(SHORT EXERCISE) Transcribe the entries that follow exactly as they appear, minus pictures.

(SUPPLIED MATERIAL)
———

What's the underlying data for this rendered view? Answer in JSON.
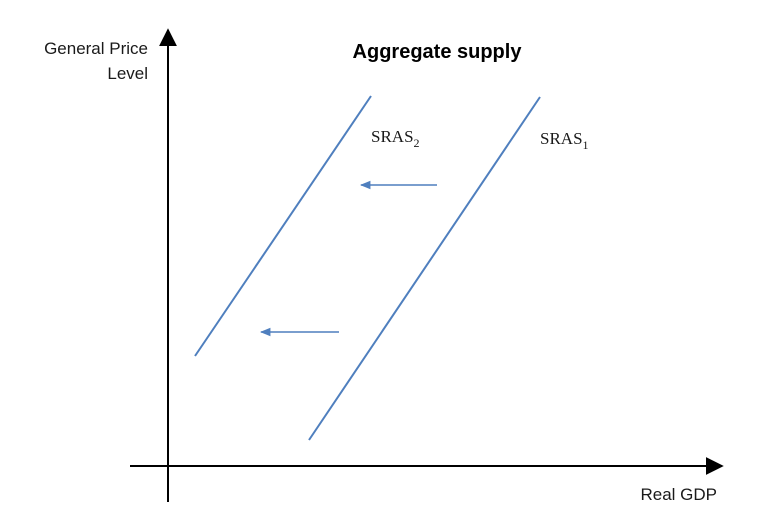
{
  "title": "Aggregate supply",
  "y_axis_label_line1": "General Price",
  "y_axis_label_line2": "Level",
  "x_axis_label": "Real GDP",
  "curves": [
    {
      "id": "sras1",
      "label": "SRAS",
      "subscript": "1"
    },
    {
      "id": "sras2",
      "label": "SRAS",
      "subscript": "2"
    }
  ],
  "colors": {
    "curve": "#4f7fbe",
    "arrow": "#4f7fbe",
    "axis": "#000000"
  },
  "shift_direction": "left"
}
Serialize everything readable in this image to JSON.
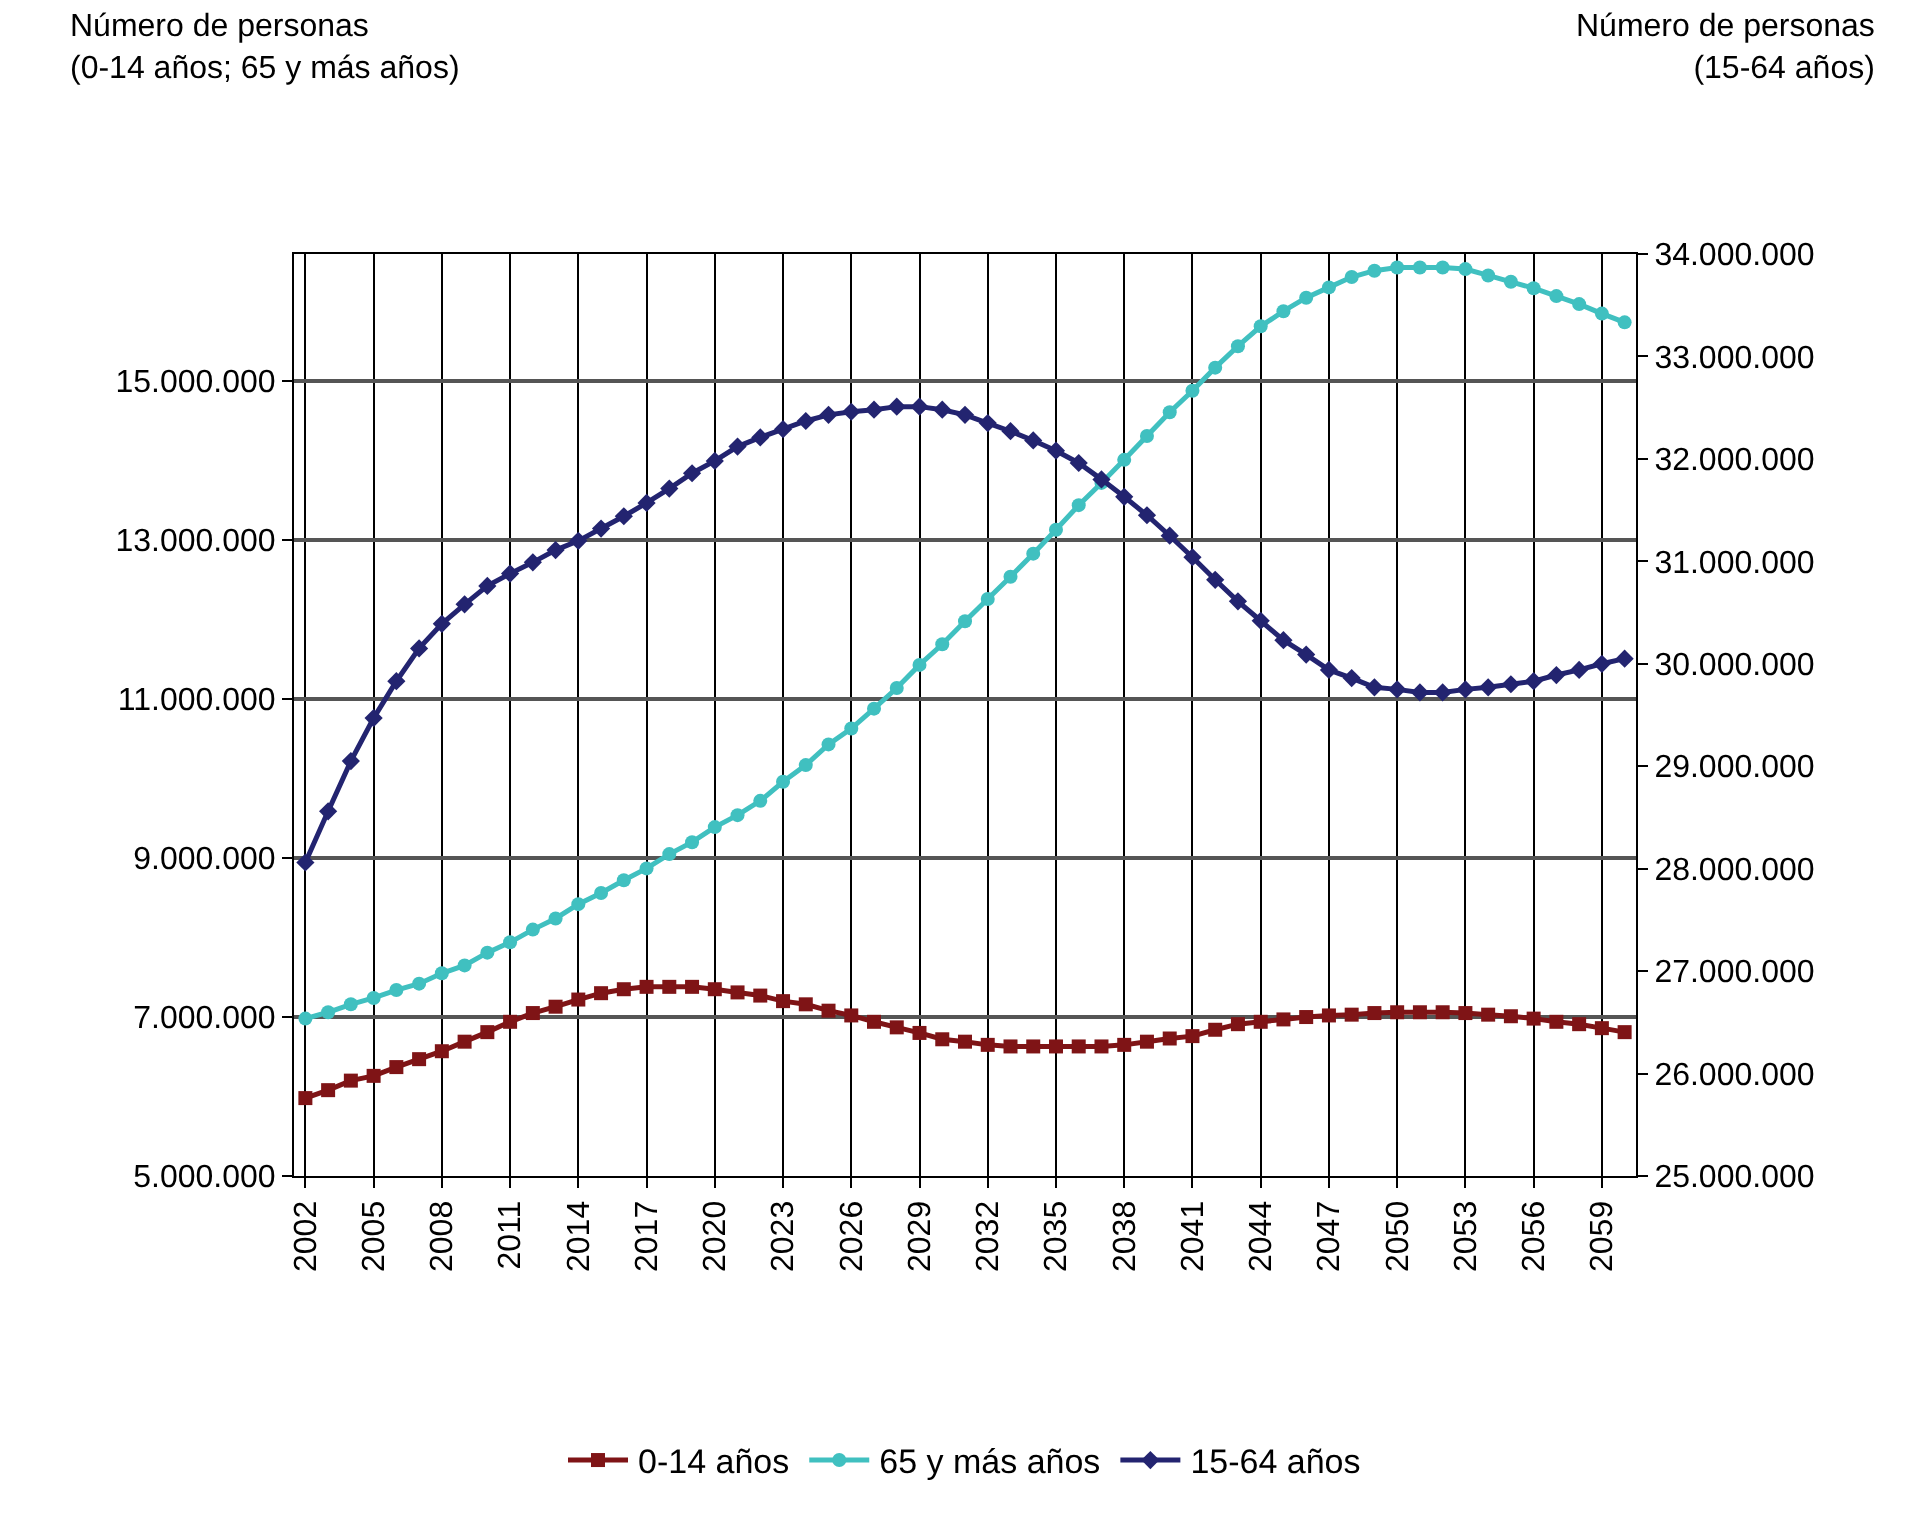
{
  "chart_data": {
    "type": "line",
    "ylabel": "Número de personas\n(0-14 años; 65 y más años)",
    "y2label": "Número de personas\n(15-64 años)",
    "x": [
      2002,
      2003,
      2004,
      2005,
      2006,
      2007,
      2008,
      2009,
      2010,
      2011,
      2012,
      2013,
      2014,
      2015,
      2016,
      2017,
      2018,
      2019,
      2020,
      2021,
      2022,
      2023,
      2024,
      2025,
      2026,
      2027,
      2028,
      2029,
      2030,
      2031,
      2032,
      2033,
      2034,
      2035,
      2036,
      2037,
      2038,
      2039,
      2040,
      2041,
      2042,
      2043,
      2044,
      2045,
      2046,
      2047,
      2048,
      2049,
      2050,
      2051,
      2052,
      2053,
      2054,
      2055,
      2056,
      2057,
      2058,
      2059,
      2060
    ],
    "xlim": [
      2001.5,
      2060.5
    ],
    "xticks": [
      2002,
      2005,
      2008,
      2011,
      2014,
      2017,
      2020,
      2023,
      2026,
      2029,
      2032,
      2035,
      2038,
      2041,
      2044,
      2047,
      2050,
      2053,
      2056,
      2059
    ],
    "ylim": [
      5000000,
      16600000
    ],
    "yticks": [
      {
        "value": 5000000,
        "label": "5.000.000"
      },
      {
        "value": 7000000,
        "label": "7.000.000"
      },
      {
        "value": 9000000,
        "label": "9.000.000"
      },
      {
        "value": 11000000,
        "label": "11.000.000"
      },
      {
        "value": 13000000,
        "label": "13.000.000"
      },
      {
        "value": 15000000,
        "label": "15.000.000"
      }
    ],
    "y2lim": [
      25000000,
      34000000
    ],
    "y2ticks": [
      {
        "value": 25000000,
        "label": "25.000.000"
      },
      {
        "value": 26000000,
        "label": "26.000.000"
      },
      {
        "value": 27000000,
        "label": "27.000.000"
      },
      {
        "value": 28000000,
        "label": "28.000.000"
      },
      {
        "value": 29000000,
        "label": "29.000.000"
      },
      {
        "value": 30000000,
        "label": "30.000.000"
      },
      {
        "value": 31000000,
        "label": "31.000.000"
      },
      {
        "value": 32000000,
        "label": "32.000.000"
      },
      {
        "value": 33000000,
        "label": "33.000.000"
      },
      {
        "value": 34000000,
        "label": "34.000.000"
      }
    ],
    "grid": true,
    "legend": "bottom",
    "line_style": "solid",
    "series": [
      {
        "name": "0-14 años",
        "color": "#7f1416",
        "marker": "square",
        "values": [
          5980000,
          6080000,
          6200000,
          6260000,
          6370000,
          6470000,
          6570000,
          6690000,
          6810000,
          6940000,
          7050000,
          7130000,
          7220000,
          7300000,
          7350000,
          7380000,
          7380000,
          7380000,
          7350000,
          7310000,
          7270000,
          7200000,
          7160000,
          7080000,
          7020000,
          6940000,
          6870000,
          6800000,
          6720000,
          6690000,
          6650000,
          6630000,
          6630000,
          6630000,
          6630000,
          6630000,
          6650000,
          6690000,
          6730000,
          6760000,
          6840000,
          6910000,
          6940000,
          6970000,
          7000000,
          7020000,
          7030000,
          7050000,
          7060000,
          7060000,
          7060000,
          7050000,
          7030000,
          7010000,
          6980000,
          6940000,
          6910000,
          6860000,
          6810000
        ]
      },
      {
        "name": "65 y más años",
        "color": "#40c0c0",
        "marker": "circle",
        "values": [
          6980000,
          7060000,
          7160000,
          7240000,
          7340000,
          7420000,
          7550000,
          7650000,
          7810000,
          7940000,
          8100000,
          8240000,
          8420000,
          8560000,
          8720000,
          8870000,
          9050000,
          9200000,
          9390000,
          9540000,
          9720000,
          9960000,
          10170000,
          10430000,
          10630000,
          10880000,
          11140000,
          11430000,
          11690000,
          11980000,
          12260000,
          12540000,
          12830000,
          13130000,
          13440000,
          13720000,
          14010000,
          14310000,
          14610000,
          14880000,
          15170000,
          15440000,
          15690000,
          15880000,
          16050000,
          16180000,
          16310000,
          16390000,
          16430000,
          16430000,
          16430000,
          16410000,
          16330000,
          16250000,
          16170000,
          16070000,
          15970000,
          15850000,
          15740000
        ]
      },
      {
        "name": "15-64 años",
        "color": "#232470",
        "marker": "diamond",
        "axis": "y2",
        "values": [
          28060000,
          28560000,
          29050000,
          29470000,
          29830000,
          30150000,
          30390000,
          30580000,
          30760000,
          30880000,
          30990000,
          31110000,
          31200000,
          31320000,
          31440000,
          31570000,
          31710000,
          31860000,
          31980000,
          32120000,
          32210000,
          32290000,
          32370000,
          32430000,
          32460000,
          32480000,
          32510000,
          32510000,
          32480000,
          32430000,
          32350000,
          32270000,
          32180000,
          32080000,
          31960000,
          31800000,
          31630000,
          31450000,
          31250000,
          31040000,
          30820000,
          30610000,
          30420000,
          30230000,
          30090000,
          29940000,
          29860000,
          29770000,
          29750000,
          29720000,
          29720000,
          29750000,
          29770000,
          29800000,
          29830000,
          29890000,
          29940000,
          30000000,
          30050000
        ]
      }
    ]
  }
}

———

(RESPONSE)
What's the underlying data for this rendered view? Answer in JSON.
{
  "title": "Aggregate supply",
  "y_axis_label_line1": "General Price",
  "y_axis_label_line2": "Level",
  "x_axis_label": "Real GDP",
  "curves": [
    {
      "id": "sras1",
      "label": "SRAS",
      "subscript": "1"
    },
    {
      "id": "sras2",
      "label": "SRAS",
      "subscript": "2"
    }
  ],
  "colors": {
    "curve": "#4f7fbe",
    "arrow": "#4f7fbe",
    "axis": "#000000"
  },
  "shift_direction": "left"
}
Serialize everything readable in this image to JSON.
{
  "chart_data": {
    "type": "line",
    "ylabel": "Número de personas\n(0-14 años; 65 y más años)",
    "y2label": "Número de personas\n(15-64 años)",
    "x": [
      2002,
      2003,
      2004,
      2005,
      2006,
      2007,
      2008,
      2009,
      2010,
      2011,
      2012,
      2013,
      2014,
      2015,
      2016,
      2017,
      2018,
      2019,
      2020,
      2021,
      2022,
      2023,
      2024,
      2025,
      2026,
      2027,
      2028,
      2029,
      2030,
      2031,
      2032,
      2033,
      2034,
      2035,
      2036,
      2037,
      2038,
      2039,
      2040,
      2041,
      2042,
      2043,
      2044,
      2045,
      2046,
      2047,
      2048,
      2049,
      2050,
      2051,
      2052,
      2053,
      2054,
      2055,
      2056,
      2057,
      2058,
      2059,
      2060
    ],
    "xlim": [
      2001.5,
      2060.5
    ],
    "xticks": [
      2002,
      2005,
      2008,
      2011,
      2014,
      2017,
      2020,
      2023,
      2026,
      2029,
      2032,
      2035,
      2038,
      2041,
      2044,
      2047,
      2050,
      2053,
      2056,
      2059
    ],
    "ylim": [
      5000000,
      16600000
    ],
    "yticks": [
      {
        "value": 5000000,
        "label": "5.000.000"
      },
      {
        "value": 7000000,
        "label": "7.000.000"
      },
      {
        "value": 9000000,
        "label": "9.000.000"
      },
      {
        "value": 11000000,
        "label": "11.000.000"
      },
      {
        "value": 13000000,
        "label": "13.000.000"
      },
      {
        "value": 15000000,
        "label": "15.000.000"
      }
    ],
    "y2lim": [
      25000000,
      34000000
    ],
    "y2ticks": [
      {
        "value": 25000000,
        "label": "25.000.000"
      },
      {
        "value": 26000000,
        "label": "26.000.000"
      },
      {
        "value": 27000000,
        "label": "27.000.000"
      },
      {
        "value": 28000000,
        "label": "28.000.000"
      },
      {
        "value": 29000000,
        "label": "29.000.000"
      },
      {
        "value": 30000000,
        "label": "30.000.000"
      },
      {
        "value": 31000000,
        "label": "31.000.000"
      },
      {
        "value": 32000000,
        "label": "32.000.000"
      },
      {
        "value": 33000000,
        "label": "33.000.000"
      },
      {
        "value": 34000000,
        "label": "34.000.000"
      }
    ],
    "grid": true,
    "legend": "bottom",
    "line_style": "solid",
    "series": [
      {
        "name": "0-14 años",
        "color": "#7f1416",
        "marker": "square",
        "values": [
          5980000,
          6080000,
          6200000,
          6260000,
          6370000,
          6470000,
          6570000,
          6690000,
          6810000,
          6940000,
          7050000,
          7130000,
          7220000,
          7300000,
          7350000,
          7380000,
          7380000,
          7380000,
          7350000,
          7310000,
          7270000,
          7200000,
          7160000,
          7080000,
          7020000,
          6940000,
          6870000,
          6800000,
          6720000,
          6690000,
          6650000,
          6630000,
          6630000,
          6630000,
          6630000,
          6630000,
          6650000,
          6690000,
          6730000,
          6760000,
          6840000,
          6910000,
          6940000,
          6970000,
          7000000,
          7020000,
          7030000,
          7050000,
          7060000,
          7060000,
          7060000,
          7050000,
          7030000,
          7010000,
          6980000,
          6940000,
          6910000,
          6860000,
          6810000
        ]
      },
      {
        "name": "65 y más años",
        "color": "#40c0c0",
        "marker": "circle",
        "values": [
          6980000,
          7060000,
          7160000,
          7240000,
          7340000,
          7420000,
          7550000,
          7650000,
          7810000,
          7940000,
          8100000,
          8240000,
          8420000,
          8560000,
          8720000,
          8870000,
          9050000,
          9200000,
          9390000,
          9540000,
          9720000,
          9960000,
          10170000,
          10430000,
          10630000,
          10880000,
          11140000,
          11430000,
          11690000,
          11980000,
          12260000,
          12540000,
          12830000,
          13130000,
          13440000,
          13720000,
          14010000,
          14310000,
          14610000,
          14880000,
          15170000,
          15440000,
          15690000,
          15880000,
          16050000,
          16180000,
          16310000,
          16390000,
          16430000,
          16430000,
          16430000,
          16410000,
          16330000,
          16250000,
          16170000,
          16070000,
          15970000,
          15850000,
          15740000
        ]
      },
      {
        "name": "15-64 años",
        "color": "#232470",
        "marker": "diamond",
        "axis": "y2",
        "values": [
          28060000,
          28560000,
          29050000,
          29470000,
          29830000,
          30150000,
          30390000,
          30580000,
          30760000,
          30880000,
          30990000,
          31110000,
          31200000,
          31320000,
          31440000,
          31570000,
          31710000,
          31860000,
          31980000,
          32120000,
          32210000,
          32290000,
          32370000,
          32430000,
          32460000,
          32480000,
          32510000,
          32510000,
          32480000,
          32430000,
          32350000,
          32270000,
          32180000,
          32080000,
          31960000,
          31800000,
          31630000,
          31450000,
          31250000,
          31040000,
          30820000,
          30610000,
          30420000,
          30230000,
          30090000,
          29940000,
          29860000,
          29770000,
          29750000,
          29720000,
          29720000,
          29750000,
          29770000,
          29800000,
          29830000,
          29890000,
          29940000,
          30000000,
          30050000
        ]
      }
    ]
  }
}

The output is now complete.